RAW RECORDS
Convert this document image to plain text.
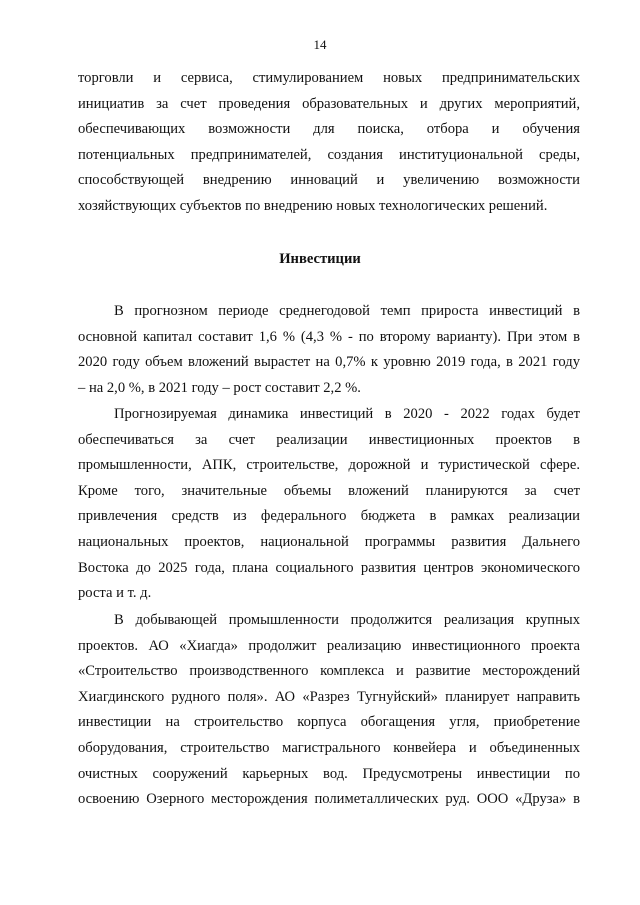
14
торговли и сервиса, стимулированием новых предпринимательских
инициатив за счет проведения образовательных и других мероприятий,
обеспечивающих возможности для поиска, отбора и обучения
потенциальных предпринимателей, создания институциональной среды,
способствующей внедрению инноваций и увеличению возможности
хозяйствующих субъектов по внедрению новых технологических решений.
Инвестиции
В прогнозном периоде среднегодовой темп прироста инвестиций в
основной капитал составит 1,6 % (4,3 % - по второму варианту). При этом в
2020 году объем вложений вырастет на 0,7% к уровню 2019 года, в 2021 году
– на 2,0 %, в 2021 году – рост составит 2,2 %.
Прогнозируемая динамика инвестиций в 2020 - 2022 годах будет
обеспечиваться за счет реализации инвестиционных проектов в
промышленности, АПК, строительстве, дорожной и туристической сфере.
Кроме того, значительные объемы вложений планируются за счет
привлечения средств из федерального бюджета в рамках реализации
национальных проектов, национальной программы развития Дальнего
Востока до 2025 года, плана социального развития центров экономического
роста и т. д.
В добывающей промышленности продолжится реализация крупных
проектов. АО «Хиагда» продолжит реализацию инвестиционного проекта
«Строительство производственного комплекса и развитие месторождений
Хиагдинского рудного поля». АО «Разрез Тугнуйский» планирует направить
инвестиции на строительство корпуса обогащения угля, приобретение
оборудования, строительство магистрального конвейера и объединенных
очистных сооружений карьерных вод. Предусмотрены инвестиции по
освоению Озерного месторождения полиметаллических руд. ООО «Друза» в
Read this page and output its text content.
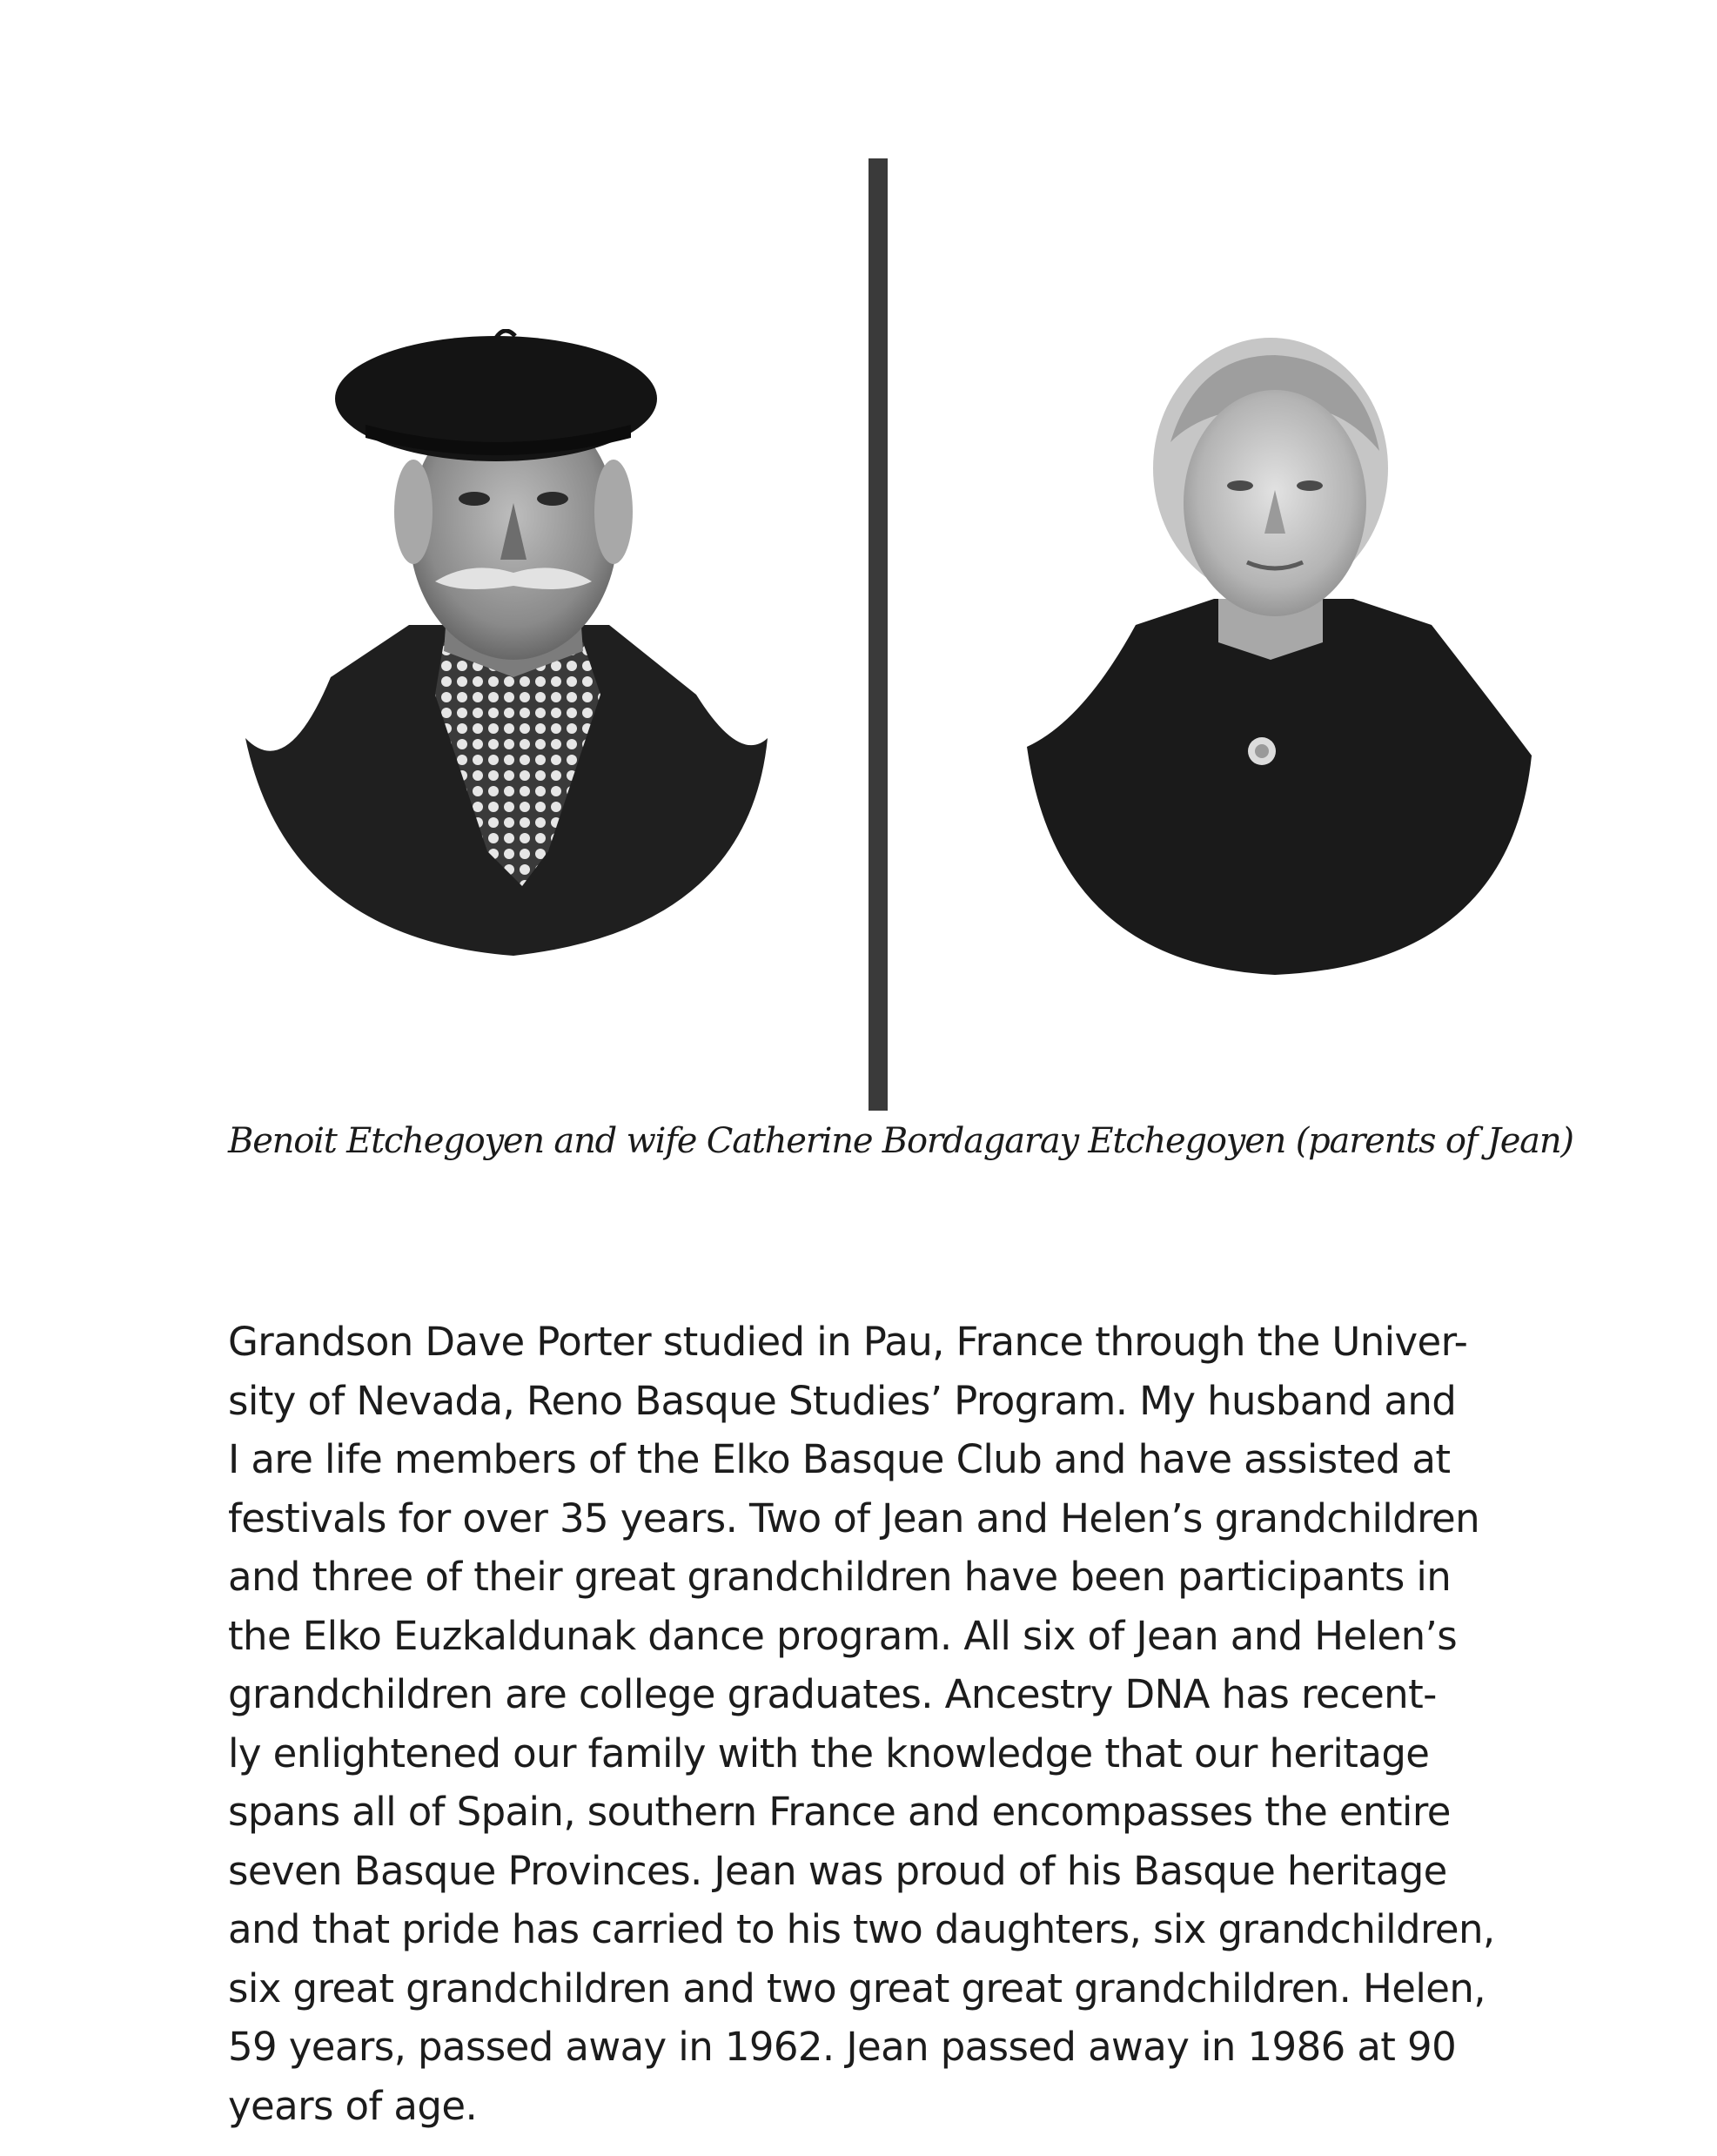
Benoit Etchegoyen and wife Catherine Bordagaray Etchegoyen (parents of Jean)

Grandson Dave Porter studied in Pau, France through the Univer-
sity of Nevada, Reno Basque Studies’ Program. My husband and
I are life members of the Elko Basque Club and have assisted at
festivals for over 35 years. Two of Jean and Helen’s grandchildren
and three of their great grandchildren have been participants in
the Elko Euzkaldunak dance program. All six of Jean and Helen’s
grandchildren are college graduates. Ancestry DNA has recent-
ly enlightened our family with the knowledge that our heritage
spans all of Spain, southern France and encompasses the entire
seven Basque Provinces. Jean was proud of his Basque heritage
and that pride has carried to his two daughters, six grandchildren,
six great grandchildren and two great great grandchildren. Helen,
59 years, passed away in 1962. Jean passed away in 1986 at 90
years of age.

WRITTEN REQUEST
List all lines above in which the string "have" appears.

SOLVED EXERCISE
I are life members of the Elko Basque Club and have assisted at
and three of their great grandchildren have been participants in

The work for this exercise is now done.